[PROVIDED TEXT]:
*** Begin section ***

Teaching Consent And Respectful Relationships
The Federal Government’s latest production of material to help schools teach consent has been rightly removed from access.
The Member for Western Victoria, Bev McArthur, has questioned why the Federal Government would even be involved in school tuition at this level.
But she has also warned that parents should be equally alert to the Victorian Government ‘Respectful Relationships’ program.
“$82 million dollars has been spent on this mandatory policy that is taught in every Victorian Government School with non-government schools under pressure to adopt the programme,” Mrs McArthur said.
Starting this week, the programme will also teach consent.
“The real issue is should schools be the place where social reforms and personal standards of behaviour are established or should this be the core domain and responsibility of families and parents?
“The Victorian Government has shown an overblown propensity to get into our lounge-rooms, our bedrooms and even our boardrooms and more recently, into the minds of our children without parental consent.
“We understand that respect and consent needs to be upheld everywhere.
“But it is a bit rich for most people to be taking lessons on respect from a Government that applies double-standards to law enforcement, lies to an Inquiry and separates families with snap decisions to close borders.
“This is the same Labor Government that thinks it was okay to sign up to Belt and Road initiatives with the Chinese Communist Party which blatantly disregards human rights for the minority Uyghur Muslim population in China.”
“In Australia, we don’t think that’s very respectful.
“The Federal government was right to tear up the Belt and Road Agreement.”
The Respectful Relationships programme’s website demonstrates the Andrews Government’s awareness of its ability to influence the minds of a generation of young people via a ‘captive audience’.

*** End section ***

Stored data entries

*** Begin section ***

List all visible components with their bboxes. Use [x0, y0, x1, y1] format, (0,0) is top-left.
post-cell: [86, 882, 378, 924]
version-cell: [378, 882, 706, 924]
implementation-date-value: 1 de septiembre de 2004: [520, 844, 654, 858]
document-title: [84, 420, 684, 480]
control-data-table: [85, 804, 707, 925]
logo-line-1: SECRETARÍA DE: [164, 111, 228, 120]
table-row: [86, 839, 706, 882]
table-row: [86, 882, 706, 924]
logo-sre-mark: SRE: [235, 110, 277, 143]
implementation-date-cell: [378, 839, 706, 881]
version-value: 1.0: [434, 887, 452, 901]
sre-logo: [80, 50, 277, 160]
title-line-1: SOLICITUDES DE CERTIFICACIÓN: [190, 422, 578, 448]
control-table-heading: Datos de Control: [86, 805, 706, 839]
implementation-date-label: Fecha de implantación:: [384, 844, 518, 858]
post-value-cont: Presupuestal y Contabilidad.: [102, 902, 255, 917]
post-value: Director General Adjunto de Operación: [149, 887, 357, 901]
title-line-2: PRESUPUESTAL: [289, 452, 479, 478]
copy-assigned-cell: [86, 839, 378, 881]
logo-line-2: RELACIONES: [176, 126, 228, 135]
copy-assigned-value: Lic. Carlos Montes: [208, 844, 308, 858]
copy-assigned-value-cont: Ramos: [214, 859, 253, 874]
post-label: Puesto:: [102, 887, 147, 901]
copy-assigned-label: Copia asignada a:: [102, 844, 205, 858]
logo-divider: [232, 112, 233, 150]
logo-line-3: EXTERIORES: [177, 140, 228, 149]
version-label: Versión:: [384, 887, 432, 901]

*** End section ***

[EXERCISE PROMPT]: In the text on teaching consent, translate this sentence into French: "Starting this week, the programme will also teach consent."

[RESPONSE TO THIS TASK]: À partir de cette semaine, le programme enseignera également le consentement.